Records supplied -
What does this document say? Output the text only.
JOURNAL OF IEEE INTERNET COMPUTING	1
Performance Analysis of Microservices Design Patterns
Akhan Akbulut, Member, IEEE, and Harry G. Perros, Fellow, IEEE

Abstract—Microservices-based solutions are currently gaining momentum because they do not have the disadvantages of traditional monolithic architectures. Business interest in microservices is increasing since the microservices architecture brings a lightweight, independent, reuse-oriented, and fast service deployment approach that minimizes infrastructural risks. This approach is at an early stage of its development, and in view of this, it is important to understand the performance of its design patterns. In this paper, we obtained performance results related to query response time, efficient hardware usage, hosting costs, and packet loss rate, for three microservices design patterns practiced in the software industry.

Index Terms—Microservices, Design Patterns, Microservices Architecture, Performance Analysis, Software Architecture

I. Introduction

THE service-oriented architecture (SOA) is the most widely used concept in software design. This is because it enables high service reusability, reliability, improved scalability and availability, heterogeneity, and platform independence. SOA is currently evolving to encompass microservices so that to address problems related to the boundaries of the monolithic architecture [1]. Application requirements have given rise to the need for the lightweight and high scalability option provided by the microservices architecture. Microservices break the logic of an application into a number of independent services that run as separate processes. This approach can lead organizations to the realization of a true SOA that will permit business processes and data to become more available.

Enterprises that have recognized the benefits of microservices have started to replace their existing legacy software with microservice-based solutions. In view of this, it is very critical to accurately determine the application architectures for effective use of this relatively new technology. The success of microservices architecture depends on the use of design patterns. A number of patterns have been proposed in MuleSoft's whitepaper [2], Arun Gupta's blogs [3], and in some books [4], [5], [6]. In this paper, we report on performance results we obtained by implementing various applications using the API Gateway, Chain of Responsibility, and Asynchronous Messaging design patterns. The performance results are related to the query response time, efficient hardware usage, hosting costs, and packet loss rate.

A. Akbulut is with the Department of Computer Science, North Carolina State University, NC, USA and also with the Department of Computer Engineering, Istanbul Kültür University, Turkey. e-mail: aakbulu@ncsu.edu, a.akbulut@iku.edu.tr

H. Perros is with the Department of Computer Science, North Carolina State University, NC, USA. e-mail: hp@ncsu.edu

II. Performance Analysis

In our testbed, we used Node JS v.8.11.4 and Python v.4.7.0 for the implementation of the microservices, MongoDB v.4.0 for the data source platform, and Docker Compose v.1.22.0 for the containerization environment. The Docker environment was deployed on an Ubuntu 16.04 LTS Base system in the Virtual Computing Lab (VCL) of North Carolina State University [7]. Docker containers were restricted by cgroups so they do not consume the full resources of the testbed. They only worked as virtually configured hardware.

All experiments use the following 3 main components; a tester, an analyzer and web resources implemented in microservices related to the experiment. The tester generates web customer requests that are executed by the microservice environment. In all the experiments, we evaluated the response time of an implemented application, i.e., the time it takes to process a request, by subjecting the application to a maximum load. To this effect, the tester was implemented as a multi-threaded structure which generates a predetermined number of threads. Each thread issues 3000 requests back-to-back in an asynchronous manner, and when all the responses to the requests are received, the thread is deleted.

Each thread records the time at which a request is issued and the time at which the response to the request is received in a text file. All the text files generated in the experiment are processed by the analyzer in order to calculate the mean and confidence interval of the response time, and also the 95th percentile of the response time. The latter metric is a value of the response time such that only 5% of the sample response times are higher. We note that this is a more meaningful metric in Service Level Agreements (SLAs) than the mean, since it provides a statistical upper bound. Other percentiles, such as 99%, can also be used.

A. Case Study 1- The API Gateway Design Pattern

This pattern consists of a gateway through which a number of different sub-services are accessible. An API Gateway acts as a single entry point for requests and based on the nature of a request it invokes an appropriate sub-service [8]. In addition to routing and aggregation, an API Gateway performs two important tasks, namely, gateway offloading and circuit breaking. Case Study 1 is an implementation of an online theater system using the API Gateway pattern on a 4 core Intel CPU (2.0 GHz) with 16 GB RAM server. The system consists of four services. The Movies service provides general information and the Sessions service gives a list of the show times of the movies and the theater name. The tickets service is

Task to complete - Find the number of lines in which the word "results" occurs, and write nothing but that number.

Full solution - 2